### AIM OF THE EXERCISE
In full and without deviation, write out the entries that follow.

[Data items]
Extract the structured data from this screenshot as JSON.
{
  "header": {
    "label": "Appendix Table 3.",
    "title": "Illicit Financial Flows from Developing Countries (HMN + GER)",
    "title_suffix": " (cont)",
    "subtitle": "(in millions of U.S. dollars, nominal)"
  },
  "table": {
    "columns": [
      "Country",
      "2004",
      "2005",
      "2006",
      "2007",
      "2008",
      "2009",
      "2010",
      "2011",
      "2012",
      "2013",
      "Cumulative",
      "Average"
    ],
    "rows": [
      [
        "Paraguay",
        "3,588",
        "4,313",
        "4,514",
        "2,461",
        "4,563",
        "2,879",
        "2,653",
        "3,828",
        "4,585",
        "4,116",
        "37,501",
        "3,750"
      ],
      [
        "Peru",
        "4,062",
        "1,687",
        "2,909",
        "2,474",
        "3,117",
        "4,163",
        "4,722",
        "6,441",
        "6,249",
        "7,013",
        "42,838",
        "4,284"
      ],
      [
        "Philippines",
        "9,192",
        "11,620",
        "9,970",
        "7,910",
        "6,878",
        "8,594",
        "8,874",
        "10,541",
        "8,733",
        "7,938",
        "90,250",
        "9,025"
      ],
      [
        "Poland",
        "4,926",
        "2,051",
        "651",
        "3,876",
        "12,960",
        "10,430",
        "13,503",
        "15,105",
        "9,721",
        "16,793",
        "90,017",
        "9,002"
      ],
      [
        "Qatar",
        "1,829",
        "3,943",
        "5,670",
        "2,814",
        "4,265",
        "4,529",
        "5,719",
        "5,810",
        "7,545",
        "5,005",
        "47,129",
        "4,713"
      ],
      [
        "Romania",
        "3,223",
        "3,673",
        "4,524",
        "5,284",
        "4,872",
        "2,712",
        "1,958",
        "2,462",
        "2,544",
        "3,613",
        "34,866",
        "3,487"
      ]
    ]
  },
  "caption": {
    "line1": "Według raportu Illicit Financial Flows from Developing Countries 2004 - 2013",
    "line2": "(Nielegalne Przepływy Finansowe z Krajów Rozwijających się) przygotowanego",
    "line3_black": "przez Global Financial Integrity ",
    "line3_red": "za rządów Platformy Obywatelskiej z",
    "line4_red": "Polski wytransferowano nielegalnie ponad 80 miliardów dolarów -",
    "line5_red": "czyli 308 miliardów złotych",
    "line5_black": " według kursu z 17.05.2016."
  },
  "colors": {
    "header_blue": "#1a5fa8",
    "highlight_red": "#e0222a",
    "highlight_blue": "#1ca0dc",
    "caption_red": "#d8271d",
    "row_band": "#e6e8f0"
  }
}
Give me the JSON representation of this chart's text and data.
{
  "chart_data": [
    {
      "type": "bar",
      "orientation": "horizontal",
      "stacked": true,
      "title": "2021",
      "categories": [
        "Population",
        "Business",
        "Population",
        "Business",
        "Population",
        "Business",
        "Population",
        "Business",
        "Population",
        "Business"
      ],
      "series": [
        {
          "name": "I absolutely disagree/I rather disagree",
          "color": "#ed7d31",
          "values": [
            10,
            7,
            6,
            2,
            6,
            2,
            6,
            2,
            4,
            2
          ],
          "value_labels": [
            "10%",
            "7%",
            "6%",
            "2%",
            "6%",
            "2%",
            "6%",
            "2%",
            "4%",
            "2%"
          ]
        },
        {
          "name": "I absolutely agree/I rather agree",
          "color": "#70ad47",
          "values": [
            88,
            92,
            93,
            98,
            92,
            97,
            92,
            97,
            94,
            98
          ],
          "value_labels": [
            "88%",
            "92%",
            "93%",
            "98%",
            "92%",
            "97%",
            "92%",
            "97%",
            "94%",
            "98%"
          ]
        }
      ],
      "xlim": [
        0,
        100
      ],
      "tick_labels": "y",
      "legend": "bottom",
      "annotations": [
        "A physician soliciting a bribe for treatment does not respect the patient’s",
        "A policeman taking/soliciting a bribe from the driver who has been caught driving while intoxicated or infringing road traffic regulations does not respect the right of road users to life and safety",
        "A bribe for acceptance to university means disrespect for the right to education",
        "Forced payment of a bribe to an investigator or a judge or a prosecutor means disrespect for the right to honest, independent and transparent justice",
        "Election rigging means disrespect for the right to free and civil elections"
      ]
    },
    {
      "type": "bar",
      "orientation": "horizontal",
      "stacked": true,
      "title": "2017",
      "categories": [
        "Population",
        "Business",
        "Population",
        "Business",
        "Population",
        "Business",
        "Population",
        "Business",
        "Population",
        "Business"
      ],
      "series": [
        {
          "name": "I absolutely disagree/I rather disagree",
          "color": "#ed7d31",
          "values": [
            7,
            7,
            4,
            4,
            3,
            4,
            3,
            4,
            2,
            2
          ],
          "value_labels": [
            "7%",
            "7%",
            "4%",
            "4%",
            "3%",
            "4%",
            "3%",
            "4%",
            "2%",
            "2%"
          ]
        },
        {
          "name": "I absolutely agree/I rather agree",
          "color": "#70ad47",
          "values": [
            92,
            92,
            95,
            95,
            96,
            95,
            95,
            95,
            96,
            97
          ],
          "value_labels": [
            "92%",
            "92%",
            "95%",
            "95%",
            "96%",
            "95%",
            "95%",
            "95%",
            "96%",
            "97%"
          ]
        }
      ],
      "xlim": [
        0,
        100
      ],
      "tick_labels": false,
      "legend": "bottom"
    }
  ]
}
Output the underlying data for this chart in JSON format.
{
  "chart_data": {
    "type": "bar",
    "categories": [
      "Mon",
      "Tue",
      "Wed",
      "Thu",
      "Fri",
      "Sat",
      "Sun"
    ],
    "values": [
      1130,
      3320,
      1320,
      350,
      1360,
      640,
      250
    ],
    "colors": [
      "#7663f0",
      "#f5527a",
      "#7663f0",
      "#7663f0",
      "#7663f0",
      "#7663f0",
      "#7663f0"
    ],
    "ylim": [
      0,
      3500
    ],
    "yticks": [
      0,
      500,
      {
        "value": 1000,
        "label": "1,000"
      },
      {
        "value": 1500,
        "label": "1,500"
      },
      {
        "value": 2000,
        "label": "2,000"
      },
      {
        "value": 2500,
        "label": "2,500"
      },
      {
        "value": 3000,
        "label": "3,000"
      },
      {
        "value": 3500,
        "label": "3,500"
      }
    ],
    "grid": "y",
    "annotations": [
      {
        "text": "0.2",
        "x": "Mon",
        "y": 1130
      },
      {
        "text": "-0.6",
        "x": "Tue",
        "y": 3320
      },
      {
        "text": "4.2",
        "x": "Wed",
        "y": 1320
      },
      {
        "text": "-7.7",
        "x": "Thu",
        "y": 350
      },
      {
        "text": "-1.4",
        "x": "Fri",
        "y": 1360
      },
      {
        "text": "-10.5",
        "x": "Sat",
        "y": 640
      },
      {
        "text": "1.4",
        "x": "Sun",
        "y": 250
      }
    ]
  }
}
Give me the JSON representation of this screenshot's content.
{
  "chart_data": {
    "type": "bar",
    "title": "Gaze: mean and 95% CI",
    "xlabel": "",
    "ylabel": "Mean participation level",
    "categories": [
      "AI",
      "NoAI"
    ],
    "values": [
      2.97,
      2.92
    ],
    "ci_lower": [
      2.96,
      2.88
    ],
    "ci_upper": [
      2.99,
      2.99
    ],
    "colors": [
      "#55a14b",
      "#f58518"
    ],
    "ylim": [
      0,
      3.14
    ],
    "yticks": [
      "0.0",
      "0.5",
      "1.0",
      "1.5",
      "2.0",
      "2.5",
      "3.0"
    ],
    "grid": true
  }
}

### RESULT
Extract the structured data from this screenshot as JSON.
{
  "header": {
    "label": "Appendix Table 3.",
    "title": "Illicit Financial Flows from Developing Countries (HMN + GER)",
    "title_suffix": " (cont)",
    "subtitle": "(in millions of U.S. dollars, nominal)"
  },
  "table": {
    "columns": [
      "Country",
      "2004",
      "2005",
      "2006",
      "2007",
      "2008",
      "2009",
      "2010",
      "2011",
      "2012",
      "2013",
      "Cumulative",
      "Average"
    ],
    "rows": [
      [
        "Paraguay",
        "3,588",
        "4,313",
        "4,514",
        "2,461",
        "4,563",
        "2,879",
        "2,653",
        "3,828",
        "4,585",
        "4,116",
        "37,501",
        "3,750"
      ],
      [
        "Peru",
        "4,062",
        "1,687",
        "2,909",
        "2,474",
        "3,117",
        "4,163",
        "4,722",
        "6,441",
        "6,249",
        "7,013",
        "42,838",
        "4,284"
      ],
      [
        "Philippines",
        "9,192",
        "11,620",
        "9,970",
        "7,910",
        "6,878",
        "8,594",
        "8,874",
        "10,541",
        "8,733",
        "7,938",
        "90,250",
        "9,025"
      ],
      [
        "Poland",
        "4,926",
        "2,051",
        "651",
        "3,876",
        "12,960",
        "10,430",
        "13,503",
        "15,105",
        "9,721",
        "16,793",
        "90,017",
        "9,002"
      ],
      [
        "Qatar",
        "1,829",
        "3,943",
        "5,670",
        "2,814",
        "4,265",
        "4,529",
        "5,719",
        "5,810",
        "7,545",
        "5,005",
        "47,129",
        "4,713"
      ],
      [
        "Romania",
        "3,223",
        "3,673",
        "4,524",
        "5,284",
        "4,872",
        "2,712",
        "1,958",
        "2,462",
        "2,544",
        "3,613",
        "34,866",
        "3,487"
      ]
    ]
  },
  "caption": {
    "line1": "Według raportu Illicit Financial Flows from Developing Countries 2004 - 2013",
    "line2": "(Nielegalne Przepływy Finansowe z Krajów Rozwijających się) przygotowanego",
    "line3_black": "przez Global Financial Integrity ",
    "line3_red": "za rządów Platformy Obywatelskiej z",
    "line4_red": "Polski wytransferowano nielegalnie ponad 80 miliardów dolarów -",
    "line5_red": "czyli 308 miliardów złotych",
    "line5_black": " według kursu z 17.05.2016."
  },
  "colors": {
    "header_blue": "#1a5fa8",
    "highlight_red": "#e0222a",
    "highlight_blue": "#1ca0dc",
    "caption_red": "#d8271d",
    "row_band": "#e6e8f0"
  }
}
Give me the JSON representation of this chart's text and data.
{
  "chart_data": [
    {
      "type": "bar",
      "orientation": "horizontal",
      "stacked": true,
      "title": "2021",
      "categories": [
        "Population",
        "Business",
        "Population",
        "Business",
        "Population",
        "Business",
        "Population",
        "Business",
        "Population",
        "Business"
      ],
      "series": [
        {
          "name": "I absolutely disagree/I rather disagree",
          "color": "#ed7d31",
          "values": [
            10,
            7,
            6,
            2,
            6,
            2,
            6,
            2,
            4,
            2
          ],
          "value_labels": [
            "10%",
            "7%",
            "6%",
            "2%",
            "6%",
            "2%",
            "6%",
            "2%",
            "4%",
            "2%"
          ]
        },
        {
          "name": "I absolutely agree/I rather agree",
          "color": "#70ad47",
          "values": [
            88,
            92,
            93,
            98,
            92,
            97,
            92,
            97,
            94,
            98
          ],
          "value_labels": [
            "88%",
            "92%",
            "93%",
            "98%",
            "92%",
            "97%",
            "92%",
            "97%",
            "94%",
            "98%"
          ]
        }
      ],
      "xlim": [
        0,
        100
      ],
      "tick_labels": "y",
      "legend": "bottom",
      "annotations": [
        "A physician soliciting a bribe for treatment does not respect the patient’s",
        "A policeman taking/soliciting a bribe from the driver who has been caught driving while intoxicated or infringing road traffic regulations does not respect the right of road users to life and safety",
        "A bribe for acceptance to university means disrespect for the right to education",
        "Forced payment of a bribe to an investigator or a judge or a prosecutor means disrespect for the right to honest, independent and transparent justice",
        "Election rigging means disrespect for the right to free and civil elections"
      ]
    },
    {
      "type": "bar",
      "orientation": "horizontal",
      "stacked": true,
      "title": "2017",
      "categories": [
        "Population",
        "Business",
        "Population",
        "Business",
        "Population",
        "Business",
        "Population",
        "Business",
        "Population",
        "Business"
      ],
      "series": [
        {
          "name": "I absolutely disagree/I rather disagree",
          "color": "#ed7d31",
          "values": [
            7,
            7,
            4,
            4,
            3,
            4,
            3,
            4,
            2,
            2
          ],
          "value_labels": [
            "7%",
            "7%",
            "4%",
            "4%",
            "3%",
            "4%",
            "3%",
            "4%",
            "2%",
            "2%"
          ]
        },
        {
          "name": "I absolutely agree/I rather agree",
          "color": "#70ad47",
          "values": [
            92,
            92,
            95,
            95,
            96,
            95,
            95,
            95,
            96,
            97
          ],
          "value_labels": [
            "92%",
            "92%",
            "95%",
            "95%",
            "96%",
            "95%",
            "95%",
            "95%",
            "96%",
            "97%"
          ]
        }
      ],
      "xlim": [
        0,
        100
      ],
      "tick_labels": false,
      "legend": "bottom"
    }
  ]
}
Output the underlying data for this chart in JSON format.
{
  "chart_data": {
    "type": "bar",
    "categories": [
      "Mon",
      "Tue",
      "Wed",
      "Thu",
      "Fri",
      "Sat",
      "Sun"
    ],
    "values": [
      1130,
      3320,
      1320,
      350,
      1360,
      640,
      250
    ],
    "colors": [
      "#7663f0",
      "#f5527a",
      "#7663f0",
      "#7663f0",
      "#7663f0",
      "#7663f0",
      "#7663f0"
    ],
    "ylim": [
      0,
      3500
    ],
    "yticks": [
      0,
      500,
      {
        "value": 1000,
        "label": "1,000"
      },
      {
        "value": 1500,
        "label": "1,500"
      },
      {
        "value": 2000,
        "label": "2,000"
      },
      {
        "value": 2500,
        "label": "2,500"
      },
      {
        "value": 3000,
        "label": "3,000"
      },
      {
        "value": 3500,
        "label": "3,500"
      }
    ],
    "grid": "y",
    "annotations": [
      {
        "text": "0.2",
        "x": "Mon",
        "y": 1130
      },
      {
        "text": "-0.6",
        "x": "Tue",
        "y": 3320
      },
      {
        "text": "4.2",
        "x": "Wed",
        "y": 1320
      },
      {
        "text": "-7.7",
        "x": "Thu",
        "y": 350
      },
      {
        "text": "-1.4",
        "x": "Fri",
        "y": 1360
      },
      {
        "text": "-10.5",
        "x": "Sat",
        "y": 640
      },
      {
        "text": "1.4",
        "x": "Sun",
        "y": 250
      }
    ]
  }
}
Give me the JSON representation of this screenshot's content.
{
  "chart_data": {
    "type": "bar",
    "title": "Gaze: mean and 95% CI",
    "xlabel": "",
    "ylabel": "Mean participation level",
    "categories": [
      "AI",
      "NoAI"
    ],
    "values": [
      2.97,
      2.92
    ],
    "ci_lower": [
      2.96,
      2.88
    ],
    "ci_upper": [
      2.99,
      2.99
    ],
    "colors": [
      "#55a14b",
      "#f58518"
    ],
    "ylim": [
      0,
      3.14
    ],
    "yticks": [
      "0.0",
      "0.5",
      "1.0",
      "1.5",
      "2.0",
      "2.5",
      "3.0"
    ],
    "grid": true
  }
}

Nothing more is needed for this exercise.